== Task statement ==
Among the entries, find each line that includes the string "enrichment" and list it.

[Entries from a visual dataset]
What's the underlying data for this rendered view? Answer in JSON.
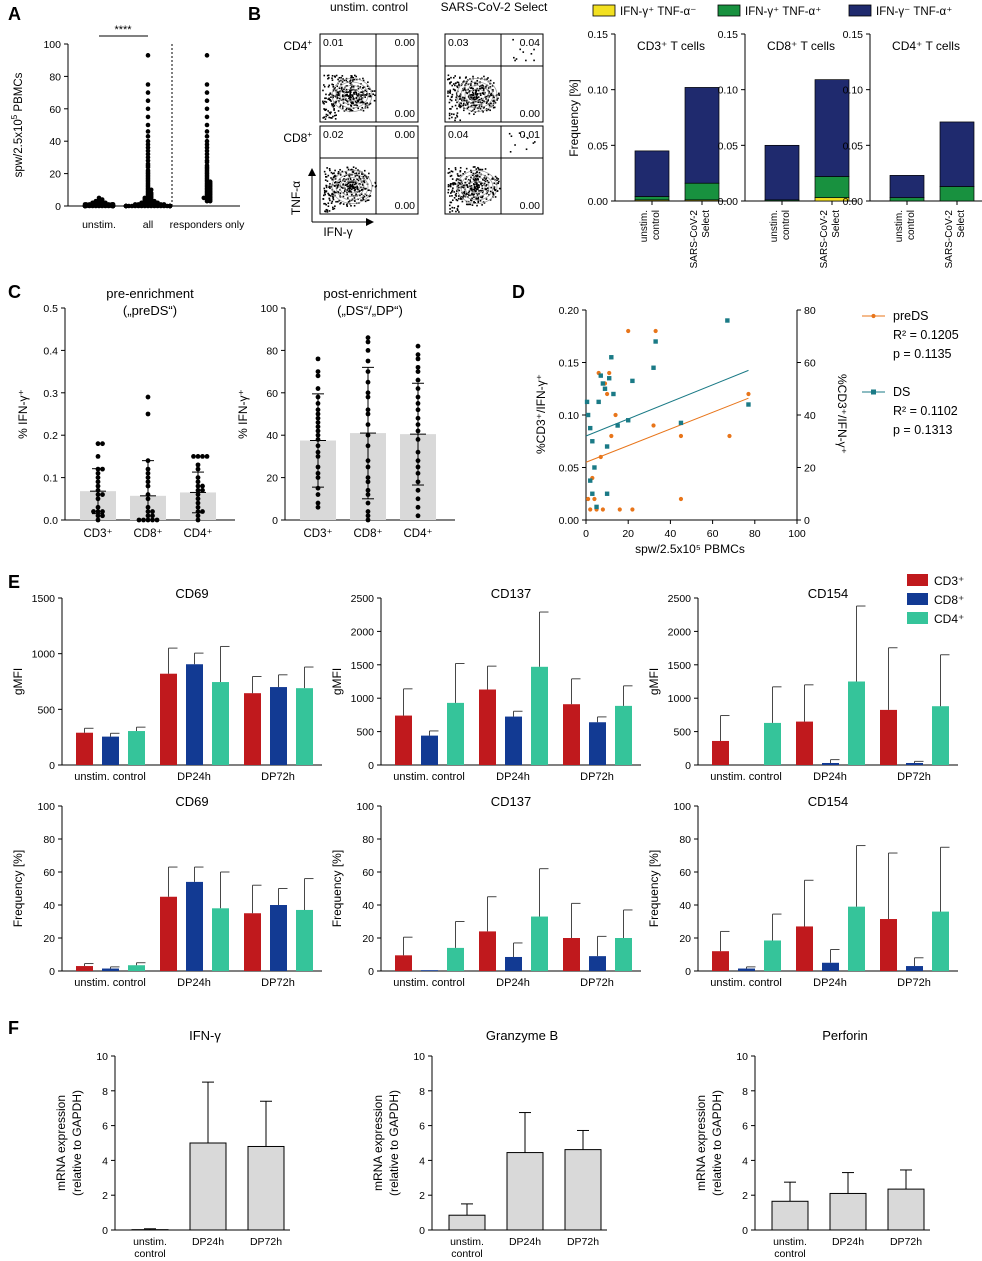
{
  "panel_letters": [
    "A",
    "B",
    "C",
    "D",
    "E",
    "F"
  ],
  "chart_data": [
    {
      "id": "A",
      "type": "scatter",
      "ylabel": "spw/2.5x10",
      "ylabel_sup": "5",
      "ylabel_suffix": " PBMCs",
      "ylim": [
        0,
        100
      ],
      "yticks": [
        0,
        20,
        40,
        60,
        80,
        100
      ],
      "categories": [
        "unstim.",
        "all",
        "responders only"
      ],
      "significance": "****",
      "points": [
        [
          0,
          0,
          0,
          0,
          0,
          0,
          0,
          0,
          0,
          0,
          0,
          0,
          0,
          0,
          0,
          0,
          0,
          0,
          0,
          0,
          1,
          1,
          1,
          1,
          1,
          1,
          1,
          1,
          1,
          1,
          1,
          1,
          2,
          2,
          2,
          2,
          2,
          3,
          3,
          3,
          4,
          4,
          5
        ],
        [
          0,
          0,
          0,
          0,
          0,
          0,
          0,
          0,
          0,
          0,
          0,
          0,
          0,
          0,
          0,
          0,
          0,
          0,
          0,
          0,
          0,
          0,
          0,
          0,
          0,
          0,
          1,
          1,
          1,
          1,
          1,
          1,
          1,
          1,
          1,
          1,
          2,
          2,
          2,
          2,
          2,
          2,
          3,
          3,
          3,
          3,
          4,
          4,
          4,
          5,
          5,
          5,
          6,
          6,
          7,
          7,
          8,
          8,
          9,
          10,
          10,
          11,
          12,
          13,
          14,
          15,
          16,
          17,
          18,
          19,
          20,
          21,
          22,
          24,
          25,
          26,
          28,
          30,
          32,
          34,
          36,
          38,
          40,
          43,
          46,
          50,
          55,
          60,
          65,
          70,
          75,
          93
        ],
        [
          3,
          3,
          4,
          4,
          5,
          5,
          5,
          6,
          6,
          7,
          7,
          8,
          8,
          9,
          9,
          10,
          10,
          11,
          11,
          12,
          12,
          13,
          13,
          14,
          14,
          15,
          15,
          16,
          17,
          18,
          19,
          20,
          21,
          22,
          23,
          24,
          25,
          27,
          28,
          30,
          32,
          34,
          36,
          38,
          40,
          43,
          46,
          50,
          55,
          60,
          65,
          70,
          75,
          93
        ]
      ]
    },
    {
      "id": "B-flow",
      "type": "flow-cytometry",
      "columns": [
        "unstim. control",
        "SARS-CoV-2 Select"
      ],
      "rows": [
        "CD4",
        "CD8"
      ],
      "row_sup": "+",
      "quadrants": [
        [
          [
            "0.01",
            "0.00",
            "0.00"
          ],
          [
            "0.03",
            "0.04",
            "0.00"
          ]
        ],
        [
          [
            "0.02",
            "0.00",
            "0.00"
          ],
          [
            "0.04",
            "0.01",
            "0.00"
          ]
        ]
      ],
      "xlabel": "IFN-γ",
      "ylabel": "TNF-α"
    },
    {
      "id": "B-bar",
      "type": "bar",
      "stacked": true,
      "legend": [
        "IFN-γ⁺ TNF-α⁻",
        "IFN-γ⁺ TNF-α⁺",
        "IFN-γ⁻ TNF-α⁺"
      ],
      "colors": [
        "#f2e021",
        "#18913f",
        "#1f2a6e"
      ],
      "ylabel": "Frequency [%]",
      "ylim": [
        0,
        0.15
      ],
      "yticks": [
        "0.00",
        "0.05",
        "0.10",
        "0.15"
      ],
      "categories": [
        "unstim. control",
        "SARS-CoV-2 Select"
      ],
      "subplots": [
        {
          "title": "CD3⁺ T cells",
          "stacks": [
            [
              0.001,
              0.003,
              0.041
            ],
            [
              0.001,
              0.015,
              0.086
            ]
          ]
        },
        {
          "title": "CD8⁺ T cells",
          "stacks": [
            [
              0.0,
              0.001,
              0.049
            ],
            [
              0.003,
              0.019,
              0.087
            ]
          ]
        },
        {
          "title": "CD4⁺ T cells",
          "stacks": [
            [
              0.0,
              0.003,
              0.02
            ],
            [
              0.0,
              0.013,
              0.058
            ]
          ]
        }
      ]
    },
    {
      "id": "C",
      "type": "bar-scatter",
      "subplots": [
        {
          "title": "pre-enrichment",
          "subtitle": "(„preDS“)",
          "ylabel": "% IFN-γ⁺",
          "ylim": [
            0,
            0.5
          ],
          "yticks": [
            "0.0",
            "0.1",
            "0.2",
            "0.3",
            "0.4",
            "0.5"
          ],
          "categories": [
            "CD3⁺",
            "CD8⁺",
            "CD4⁺"
          ],
          "means": [
            0.068,
            0.057,
            0.065
          ],
          "sd": [
            0.053,
            0.083,
            0.048
          ],
          "points": [
            [
              0.0,
              0.01,
              0.01,
              0.02,
              0.02,
              0.02,
              0.03,
              0.05,
              0.06,
              0.06,
              0.07,
              0.08,
              0.09,
              0.1,
              0.11,
              0.12,
              0.12,
              0.15,
              0.18,
              0.18
            ],
            [
              0.0,
              0.0,
              0.0,
              0.0,
              0.0,
              0.01,
              0.01,
              0.02,
              0.02,
              0.03,
              0.05,
              0.06,
              0.08,
              0.09,
              0.1,
              0.11,
              0.12,
              0.14,
              0.25,
              0.29
            ],
            [
              0.0,
              0.01,
              0.02,
              0.02,
              0.03,
              0.04,
              0.05,
              0.06,
              0.07,
              0.07,
              0.08,
              0.08,
              0.09,
              0.1,
              0.12,
              0.13,
              0.15,
              0.15,
              0.15,
              0.15
            ]
          ]
        },
        {
          "title": "post-enrichment",
          "subtitle": "(„DS“/„DP“)",
          "ylabel": "% IFN-γ⁺",
          "ylim": [
            0,
            100
          ],
          "yticks": [
            "0",
            "20",
            "40",
            "60",
            "80",
            "100"
          ],
          "categories": [
            "CD3⁺",
            "CD8⁺",
            "CD4⁺"
          ],
          "means": [
            37.5,
            41,
            40.5
          ],
          "sd": [
            22,
            31,
            24
          ],
          "points": [
            [
              6,
              8,
              12,
              15,
              20,
              22,
              25,
              30,
              32,
              35,
              38,
              40,
              42,
              44,
              46,
              48,
              50,
              52,
              55,
              58,
              62,
              68,
              70,
              76
            ],
            [
              0,
              2,
              4,
              8,
              12,
              14,
              18,
              20,
              25,
              28,
              35,
              40,
              45,
              50,
              52,
              58,
              60,
              65,
              70,
              75,
              80,
              84,
              86
            ],
            [
              2,
              6,
              10,
              14,
              18,
              22,
              25,
              28,
              32,
              38,
              42,
              45,
              48,
              52,
              55,
              58,
              62,
              66,
              70,
              72,
              76,
              78,
              82
            ]
          ]
        }
      ]
    },
    {
      "id": "D",
      "type": "scatter",
      "xlabel": "spw/2.5x10⁵ PBMCs",
      "xlim": [
        0,
        100
      ],
      "xticks": [
        0,
        20,
        40,
        60,
        80,
        100
      ],
      "ylabel_left": "%CD3⁺/IFN-γ⁺",
      "ylim_left": [
        0,
        0.2
      ],
      "yticks_left": [
        "0.00",
        "0.05",
        "0.10",
        "0.15",
        "0.20"
      ],
      "ylabel_right": "%CD3⁺/IFN-γ⁺",
      "ylim_right": [
        0,
        80
      ],
      "yticks_right": [
        "0",
        "20",
        "40",
        "60",
        "80"
      ],
      "series": [
        {
          "name": "preDS",
          "r2": "R² = 0.1205",
          "p": "p = 0.1135",
          "color": "#e8751a",
          "axis": "left",
          "x": [
            1,
            2,
            3,
            4,
            5,
            6,
            7,
            8,
            9,
            10,
            11,
            12,
            14,
            16,
            20,
            22,
            32,
            33,
            45,
            45,
            68,
            77
          ],
          "y": [
            0.02,
            0.01,
            0.04,
            0.02,
            0.01,
            0.14,
            0.06,
            0.01,
            0.13,
            0.12,
            0.14,
            0.08,
            0.1,
            0.01,
            0.18,
            0.01,
            0.09,
            0.18,
            0.08,
            0.02,
            0.08,
            0.12
          ],
          "fit": [
            [
              0,
              0.055
            ],
            [
              77,
              0.116
            ]
          ]
        },
        {
          "name": "DS",
          "r2": "R² = 0.1102",
          "p": "p = 0.1313",
          "color": "#1a7a86",
          "axis": "right",
          "x": [
            0.5,
            1,
            2,
            2,
            3,
            3,
            4,
            5,
            6,
            7,
            8,
            9,
            10,
            10,
            11,
            12,
            13,
            15,
            20,
            22,
            32,
            33,
            45,
            67,
            77
          ],
          "y": [
            45,
            40,
            35,
            15,
            30,
            10,
            20,
            5,
            45,
            55,
            52,
            50,
            10,
            28,
            54,
            62,
            48,
            36,
            38,
            53,
            58,
            68,
            37,
            76,
            44
          ],
          "fit": [
            [
              0,
              32
            ],
            [
              77,
              57
            ]
          ]
        }
      ]
    },
    {
      "id": "E",
      "type": "bar",
      "grouped": true,
      "legend": [
        "CD3⁺",
        "CD8⁺",
        "CD4⁺"
      ],
      "colors": [
        "#c0191d",
        "#123a93",
        "#35c49a"
      ],
      "categories": [
        "unstim. control",
        "DP24h",
        "DP72h"
      ],
      "subplots": [
        {
          "title": "CD69",
          "ylabel": "gMFI",
          "ylim": [
            0,
            1500
          ],
          "yticks": [
            "0",
            "500",
            "1000",
            "1500"
          ],
          "values": [
            [
              290,
              255,
              305
            ],
            [
              820,
              905,
              745
            ],
            [
              645,
              700,
              690
            ]
          ],
          "err": [
            [
              40,
              30,
              35
            ],
            [
              230,
              100,
              320
            ],
            [
              150,
              110,
              190
            ]
          ]
        },
        {
          "title": "CD137",
          "ylabel": "gMFI",
          "ylim": [
            0,
            2500
          ],
          "yticks": [
            "0",
            "500",
            "1000",
            "1500",
            "2000",
            "2500"
          ],
          "values": [
            [
              740,
              440,
              930
            ],
            [
              1130,
              725,
              1470
            ],
            [
              910,
              640,
              885
            ]
          ],
          "err": [
            [
              400,
              70,
              590
            ],
            [
              350,
              80,
              820
            ],
            [
              380,
              80,
              300
            ]
          ]
        },
        {
          "title": "CD154",
          "ylabel": "gMFI",
          "ylim": [
            0,
            2500
          ],
          "yticks": [
            "0",
            "500",
            "1000",
            "1500",
            "2000",
            "2500"
          ],
          "values": [
            [
              360,
              0,
              630
            ],
            [
              650,
              30,
              1250
            ],
            [
              825,
              30,
              880
            ]
          ],
          "err": [
            [
              380,
              0,
              540
            ],
            [
              550,
              50,
              1130
            ],
            [
              930,
              25,
              770
            ]
          ]
        },
        {
          "title": "CD69",
          "ylabel": "Frequency [%]",
          "ylim": [
            0,
            100
          ],
          "yticks": [
            "0",
            "20",
            "40",
            "60",
            "80",
            "100"
          ],
          "values": [
            [
              3,
              1.5,
              3.5
            ],
            [
              45,
              54,
              38
            ],
            [
              35,
              40,
              37
            ]
          ],
          "err": [
            [
              1.5,
              1,
              1.5
            ],
            [
              18,
              9,
              22
            ],
            [
              17,
              10,
              19
            ]
          ]
        },
        {
          "title": "CD137",
          "ylabel": "Frequency [%]",
          "ylim": [
            0,
            100
          ],
          "yticks": [
            "0",
            "20",
            "40",
            "60",
            "80",
            "100"
          ],
          "values": [
            [
              9.5,
              0.5,
              14
            ],
            [
              24,
              8.5,
              33
            ],
            [
              20,
              9,
              20
            ]
          ],
          "err": [
            [
              11,
              0,
              16
            ],
            [
              21,
              8.5,
              29
            ],
            [
              21,
              12,
              17
            ]
          ]
        },
        {
          "title": "CD154",
          "ylabel": "Frequency [%]",
          "ylim": [
            0,
            100
          ],
          "yticks": [
            "0",
            "20",
            "40",
            "60",
            "80",
            "100"
          ],
          "values": [
            [
              12,
              1.5,
              18.5
            ],
            [
              27,
              5,
              39
            ],
            [
              31.5,
              3,
              36
            ]
          ],
          "err": [
            [
              12,
              1,
              16
            ],
            [
              28,
              8,
              37
            ],
            [
              40,
              5,
              39
            ]
          ]
        }
      ]
    },
    {
      "id": "F",
      "type": "bar",
      "ylabel": "mRNA expression",
      "ylabel2": "(relative to GAPDH)",
      "categories": [
        "unstim.",
        "DP24h",
        "DP72h"
      ],
      "cat_line2": "control",
      "ylim": [
        0,
        10
      ],
      "yticks": [
        "0",
        "2",
        "4",
        "6",
        "8",
        "10"
      ],
      "color": "#d9d9d9",
      "subplots": [
        {
          "title": "IFN-γ",
          "values": [
            0.02,
            5.0,
            4.8
          ],
          "err": [
            0.05,
            3.5,
            2.6
          ]
        },
        {
          "title": "Granzyme B",
          "values": [
            0.85,
            4.45,
            4.62
          ],
          "err": [
            0.65,
            2.3,
            1.1
          ]
        },
        {
          "title": "Perforin",
          "values": [
            1.65,
            2.1,
            2.35
          ],
          "err": [
            1.1,
            1.2,
            1.1
          ]
        }
      ]
    }
  ]
}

== Answer space ==
          "title": "pre-enrichment",
          "title": "post-enrichment",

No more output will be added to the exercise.